— Begin —

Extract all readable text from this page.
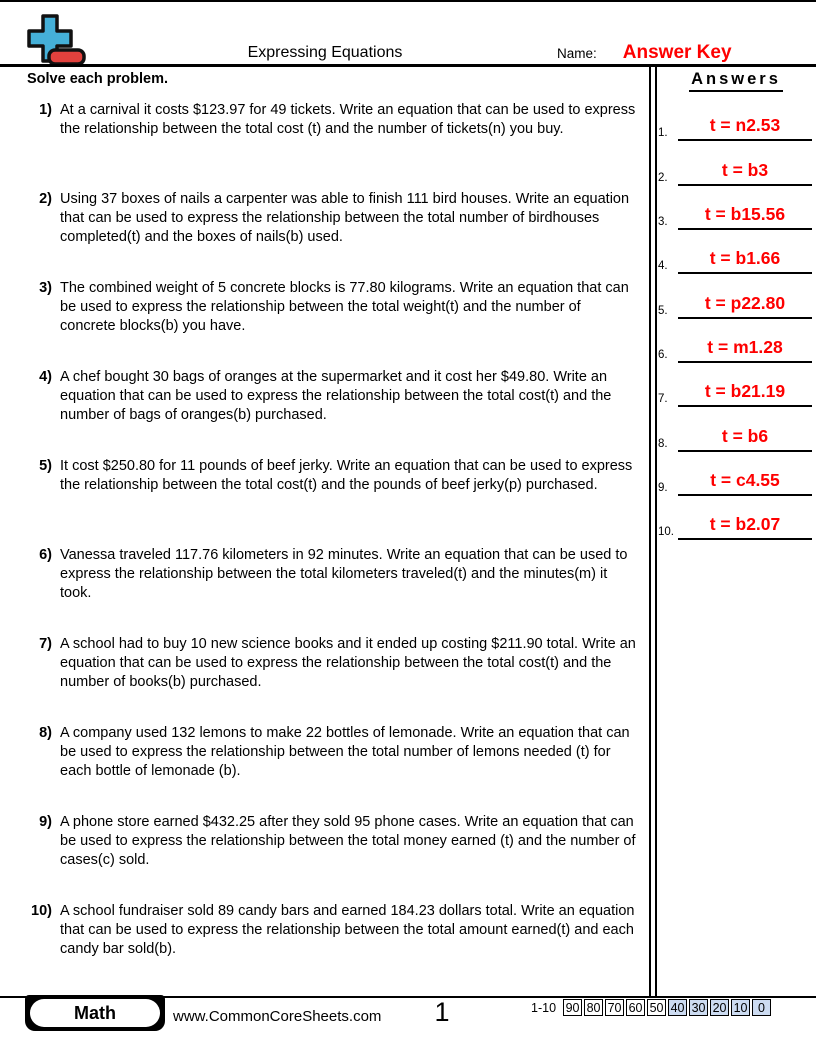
Expressing Equations	Name: Answer Key
Solve each problem.
1) At a carnival it costs $123.97 for 49 tickets. Write an equation that can be used to express the relationship between the total cost (t) and the number of tickets(n) you buy.
2) Using 37 boxes of nails a carpenter was able to finish 111 bird houses. Write an equation that can be used to express the relationship between the total number of birdhouses completed(t) and the boxes of nails(b) used.
3) The combined weight of 5 concrete blocks is 77.80 kilograms. Write an equation that can be used to express the relationship between the total weight(t) and the number of concrete blocks(b) you have.
4) A chef bought 30 bags of oranges at the supermarket and it cost her $49.80. Write an equation that can be used to express the relationship between the total cost(t) and the number of bags of oranges(b) purchased.
5) It cost $250.80 for 11 pounds of beef jerky. Write an equation that can be used to express the relationship between the total cost(t) and the pounds of beef jerky(p) purchased.
6) Vanessa traveled 117.76 kilometers in 92 minutes. Write an equation that can be used to express the relationship between the total kilometers traveled(t) and the minutes(m) it took.
7) A school had to buy 10 new science books and it ended up costing $211.90 total. Write an equation that can be used to express the relationship between the total cost(t) and the number of books(b) purchased.
8) A company used 132 lemons to make 22 bottles of lemonade. Write an equation that can be used to express the relationship between the total number of lemons needed (t) for each bottle of lemonade (b).
9) A phone store earned $432.25 after they sold 95 phone cases. Write an equation that can be used to express the relationship between the total money earned (t) and the number of cases(c) sold.
10) A school fundraiser sold 89 candy bars and earned 184.23 dollars total. Write an equation that can be used to express the relationship between the total amount earned(t) and each candy bar sold(b).
Answers
1.	t = n2.53
2.	t = b3
3.	t = b15.56
4.	t = b1.66
5.	t = p22.80
6.	t = m1.28
7.	t = b21.19
8.	t = b6
9.	t = c4.55
10.	t = b2.07
Math	www.CommonCoreSheets.com	1	1-10 90 80 70 60 50 40 30 20 10 0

— End —

THE TASK:
Reproduce each record from above exactly; pictures do not belong in the copy.

FINAL RESULT:
Extract all readable text from this page.
Expressing Equations	Name: Answer Key
Solve each problem.
1) At a carnival it costs $123.97 for 49 tickets. Write an equation that can be used to express the relationship between the total cost (t) and the number of tickets(n) you buy.
2) Using 37 boxes of nails a carpenter was able to finish 111 bird houses. Write an equation that can be used to express the relationship between the total number of birdhouses completed(t) and the boxes of nails(b) used.
3) The combined weight of 5 concrete blocks is 77.80 kilograms. Write an equation that can be used to express the relationship between the total weight(t) and the number of concrete blocks(b) you have.
4) A chef bought 30 bags of oranges at the supermarket and it cost her $49.80. Write an equation that can be used to express the relationship between the total cost(t) and the number of bags of oranges(b) purchased.
5) It cost $250.80 for 11 pounds of beef jerky. Write an equation that can be used to express the relationship between the total cost(t) and the pounds of beef jerky(p) purchased.
6) Vanessa traveled 117.76 kilometers in 92 minutes. Write an equation that can be used to express the relationship between the total kilometers traveled(t) and the minutes(m) it took.
7) A school had to buy 10 new science books and it ended up costing $211.90 total. Write an equation that can be used to express the relationship between the total cost(t) and the number of books(b) purchased.
8) A company used 132 lemons to make 22 bottles of lemonade. Write an equation that can be used to express the relationship between the total number of lemons needed (t) for each bottle of lemonade (b).
9) A phone store earned $432.25 after they sold 95 phone cases. Write an equation that can be used to express the relationship between the total money earned (t) and the number of cases(c) sold.
10) A school fundraiser sold 89 candy bars and earned 184.23 dollars total. Write an equation that can be used to express the relationship between the total amount earned(t) and each candy bar sold(b).
Answers
1.	t = n2.53
2.	t = b3
3.	t = b15.56
4.	t = b1.66
5.	t = p22.80
6.	t = m1.28
7.	t = b21.19
8.	t = b6
9.	t = c4.55
10.	t = b2.07
Math	www.CommonCoreSheets.com	1	1-10 90 80 70 60 50 40 30 20 10 0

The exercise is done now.